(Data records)
[START]

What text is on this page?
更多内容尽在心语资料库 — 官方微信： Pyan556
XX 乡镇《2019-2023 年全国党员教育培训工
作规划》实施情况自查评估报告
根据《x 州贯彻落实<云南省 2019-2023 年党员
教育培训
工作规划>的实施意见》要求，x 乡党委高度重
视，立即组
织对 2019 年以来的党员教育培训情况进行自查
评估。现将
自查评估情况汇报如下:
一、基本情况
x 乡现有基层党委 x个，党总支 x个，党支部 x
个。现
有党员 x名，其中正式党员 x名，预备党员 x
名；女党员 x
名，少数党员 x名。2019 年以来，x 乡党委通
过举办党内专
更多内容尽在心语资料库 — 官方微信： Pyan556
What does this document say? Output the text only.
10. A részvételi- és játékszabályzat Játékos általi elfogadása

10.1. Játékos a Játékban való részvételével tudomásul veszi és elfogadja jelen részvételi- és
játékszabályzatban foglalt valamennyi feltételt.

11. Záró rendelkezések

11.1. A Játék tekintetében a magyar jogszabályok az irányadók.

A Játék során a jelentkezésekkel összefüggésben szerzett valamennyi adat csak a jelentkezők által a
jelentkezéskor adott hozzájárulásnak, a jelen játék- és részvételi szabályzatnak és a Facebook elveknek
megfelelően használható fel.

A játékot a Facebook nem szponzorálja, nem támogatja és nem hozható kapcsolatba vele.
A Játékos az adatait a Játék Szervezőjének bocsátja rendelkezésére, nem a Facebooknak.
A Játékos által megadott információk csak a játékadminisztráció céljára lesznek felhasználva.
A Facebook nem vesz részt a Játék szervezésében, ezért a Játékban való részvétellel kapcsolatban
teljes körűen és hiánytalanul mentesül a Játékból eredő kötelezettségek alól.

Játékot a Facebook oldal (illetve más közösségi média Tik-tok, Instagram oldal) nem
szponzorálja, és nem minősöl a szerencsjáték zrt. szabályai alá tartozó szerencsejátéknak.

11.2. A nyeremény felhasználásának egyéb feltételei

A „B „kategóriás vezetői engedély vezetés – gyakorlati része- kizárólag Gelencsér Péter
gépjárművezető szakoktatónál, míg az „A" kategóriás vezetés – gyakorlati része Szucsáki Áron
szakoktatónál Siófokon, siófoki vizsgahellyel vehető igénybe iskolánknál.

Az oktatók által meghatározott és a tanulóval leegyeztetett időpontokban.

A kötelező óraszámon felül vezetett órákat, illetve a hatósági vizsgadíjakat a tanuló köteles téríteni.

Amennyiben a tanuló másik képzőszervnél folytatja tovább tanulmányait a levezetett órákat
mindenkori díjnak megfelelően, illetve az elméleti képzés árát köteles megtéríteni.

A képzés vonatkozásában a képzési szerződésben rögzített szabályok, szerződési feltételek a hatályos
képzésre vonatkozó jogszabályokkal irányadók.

[END]

Retype the entries exactly, including every line.

What text is on this page?
更多内容尽在心语资料库 — 官方微信： Pyan556
XX 乡镇《2019-2023 年全国党员教育培训工
作规划》实施情况自查评估报告
根据《x 州贯彻落实<云南省 2019-2023 年党员
教育培训
工作规划>的实施意见》要求，x 乡党委高度重
视，立即组
织对 2019 年以来的党员教育培训情况进行自查
评估。现将
自查评估情况汇报如下:
一、基本情况
x 乡现有基层党委 x个，党总支 x个，党支部 x
个。现
有党员 x名，其中正式党员 x名，预备党员 x
名；女党员 x
名，少数党员 x名。2019 年以来，x 乡党委通
过举办党内专
更多内容尽在心语资料库 — 官方微信： Pyan556
What does this document say? Output the text only.
10. A részvételi- és játékszabályzat Játékos általi elfogadása

10.1. Játékos a Játékban való részvételével tudomásul veszi és elfogadja jelen részvételi- és
játékszabályzatban foglalt valamennyi feltételt.

11. Záró rendelkezések

11.1. A Játék tekintetében a magyar jogszabályok az irányadók.

A Játék során a jelentkezésekkel összefüggésben szerzett valamennyi adat csak a jelentkezők által a
jelentkezéskor adott hozzájárulásnak, a jelen játék- és részvételi szabályzatnak és a Facebook elveknek
megfelelően használható fel.

A játékot a Facebook nem szponzorálja, nem támogatja és nem hozható kapcsolatba vele.
A Játékos az adatait a Játék Szervezőjének bocsátja rendelkezésére, nem a Facebooknak.
A Játékos által megadott információk csak a játékadminisztráció céljára lesznek felhasználva.
A Facebook nem vesz részt a Játék szervezésében, ezért a Játékban való részvétellel kapcsolatban
teljes körűen és hiánytalanul mentesül a Játékból eredő kötelezettségek alól.

Játékot a Facebook oldal (illetve más közösségi média Tik-tok, Instagram oldal) nem
szponzorálja, és nem minősöl a szerencsjáték zrt. szabályai alá tartozó szerencsejátéknak.

11.2. A nyeremény felhasználásának egyéb feltételei

A „B „kategóriás vezetői engedély vezetés – gyakorlati része- kizárólag Gelencsér Péter
gépjárművezető szakoktatónál, míg az „A" kategóriás vezetés – gyakorlati része Szucsáki Áron
szakoktatónál Siófokon, siófoki vizsgahellyel vehető igénybe iskolánknál.

Az oktatók által meghatározott és a tanulóval leegyeztetett időpontokban.

A kötelező óraszámon felül vezetett órákat, illetve a hatósági vizsgadíjakat a tanuló köteles téríteni.

Amennyiben a tanuló másik képzőszervnél folytatja tovább tanulmányait a levezetett órákat
mindenkori díjnak megfelelően, illetve az elméleti képzés árát köteles megtéríteni.

A képzés vonatkozásában a képzési szerződésben rögzített szabályok, szerződési feltételek a hatályos
képzésre vonatkozó jogszabályokkal irányadók.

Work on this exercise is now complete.